WHAT THE TASK ASKS: Your task is to copy every line of the entries that contains "Employee".

---------- PROVIDED MATERIAL ----------

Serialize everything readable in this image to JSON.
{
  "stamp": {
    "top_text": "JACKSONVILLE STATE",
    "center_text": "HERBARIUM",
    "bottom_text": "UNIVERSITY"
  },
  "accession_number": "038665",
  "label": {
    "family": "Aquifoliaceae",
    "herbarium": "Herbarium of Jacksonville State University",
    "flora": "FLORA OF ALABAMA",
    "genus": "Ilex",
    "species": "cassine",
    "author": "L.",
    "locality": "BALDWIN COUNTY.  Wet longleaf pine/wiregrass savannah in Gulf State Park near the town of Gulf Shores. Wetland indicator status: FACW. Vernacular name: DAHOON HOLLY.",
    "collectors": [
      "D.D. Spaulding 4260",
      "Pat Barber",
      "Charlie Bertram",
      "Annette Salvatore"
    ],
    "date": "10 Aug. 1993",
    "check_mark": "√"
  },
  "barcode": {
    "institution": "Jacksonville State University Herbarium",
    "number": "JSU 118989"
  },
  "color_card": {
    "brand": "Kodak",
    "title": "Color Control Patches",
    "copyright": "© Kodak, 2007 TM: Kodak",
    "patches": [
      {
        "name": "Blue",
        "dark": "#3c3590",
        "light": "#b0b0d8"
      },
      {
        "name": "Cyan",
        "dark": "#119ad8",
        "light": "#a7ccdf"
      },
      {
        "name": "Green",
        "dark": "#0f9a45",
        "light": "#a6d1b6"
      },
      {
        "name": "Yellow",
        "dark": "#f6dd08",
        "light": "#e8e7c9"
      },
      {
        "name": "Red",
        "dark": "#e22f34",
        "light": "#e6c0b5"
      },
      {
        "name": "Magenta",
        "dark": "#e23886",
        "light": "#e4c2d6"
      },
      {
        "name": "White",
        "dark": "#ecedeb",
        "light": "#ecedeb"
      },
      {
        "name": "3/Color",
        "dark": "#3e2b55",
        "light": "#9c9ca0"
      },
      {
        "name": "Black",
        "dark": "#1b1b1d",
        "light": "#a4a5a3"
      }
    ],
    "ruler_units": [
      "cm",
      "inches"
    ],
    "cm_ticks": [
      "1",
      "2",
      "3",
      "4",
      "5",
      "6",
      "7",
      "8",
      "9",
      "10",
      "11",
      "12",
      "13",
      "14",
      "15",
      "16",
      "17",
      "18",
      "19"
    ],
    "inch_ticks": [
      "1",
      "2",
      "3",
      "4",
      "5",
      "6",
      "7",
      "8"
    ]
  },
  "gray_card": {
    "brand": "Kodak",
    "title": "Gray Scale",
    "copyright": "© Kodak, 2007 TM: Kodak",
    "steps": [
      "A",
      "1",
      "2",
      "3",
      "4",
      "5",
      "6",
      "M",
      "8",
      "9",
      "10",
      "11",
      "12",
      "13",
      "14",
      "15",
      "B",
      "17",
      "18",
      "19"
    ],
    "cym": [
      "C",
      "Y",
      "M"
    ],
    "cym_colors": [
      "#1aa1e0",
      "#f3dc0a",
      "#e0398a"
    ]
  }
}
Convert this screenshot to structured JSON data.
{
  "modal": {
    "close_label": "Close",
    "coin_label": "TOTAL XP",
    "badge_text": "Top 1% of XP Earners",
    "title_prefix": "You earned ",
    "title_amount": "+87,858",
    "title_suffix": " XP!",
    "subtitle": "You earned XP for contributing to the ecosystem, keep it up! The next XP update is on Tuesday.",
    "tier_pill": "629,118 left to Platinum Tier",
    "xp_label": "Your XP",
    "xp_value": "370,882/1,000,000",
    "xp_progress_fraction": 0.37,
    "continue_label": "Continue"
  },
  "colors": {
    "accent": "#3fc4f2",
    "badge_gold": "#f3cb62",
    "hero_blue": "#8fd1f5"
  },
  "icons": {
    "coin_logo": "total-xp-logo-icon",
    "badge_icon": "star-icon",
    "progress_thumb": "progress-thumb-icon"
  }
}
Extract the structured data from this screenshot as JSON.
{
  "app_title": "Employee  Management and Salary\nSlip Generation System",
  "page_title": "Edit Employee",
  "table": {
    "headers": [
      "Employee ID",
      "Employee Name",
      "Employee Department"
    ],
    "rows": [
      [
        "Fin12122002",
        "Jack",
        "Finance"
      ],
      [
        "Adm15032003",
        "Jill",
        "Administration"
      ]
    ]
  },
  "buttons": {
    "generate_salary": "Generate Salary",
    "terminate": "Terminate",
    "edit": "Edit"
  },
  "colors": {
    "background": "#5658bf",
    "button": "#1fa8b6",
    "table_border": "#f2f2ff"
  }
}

----------

TASK SOLUTION:
  "app_title": "Employee  Management and Salary\nSlip Generation System",
  "page_title": "Edit Employee",
      "Employee ID",
      "Employee Name",
      "Employee Department"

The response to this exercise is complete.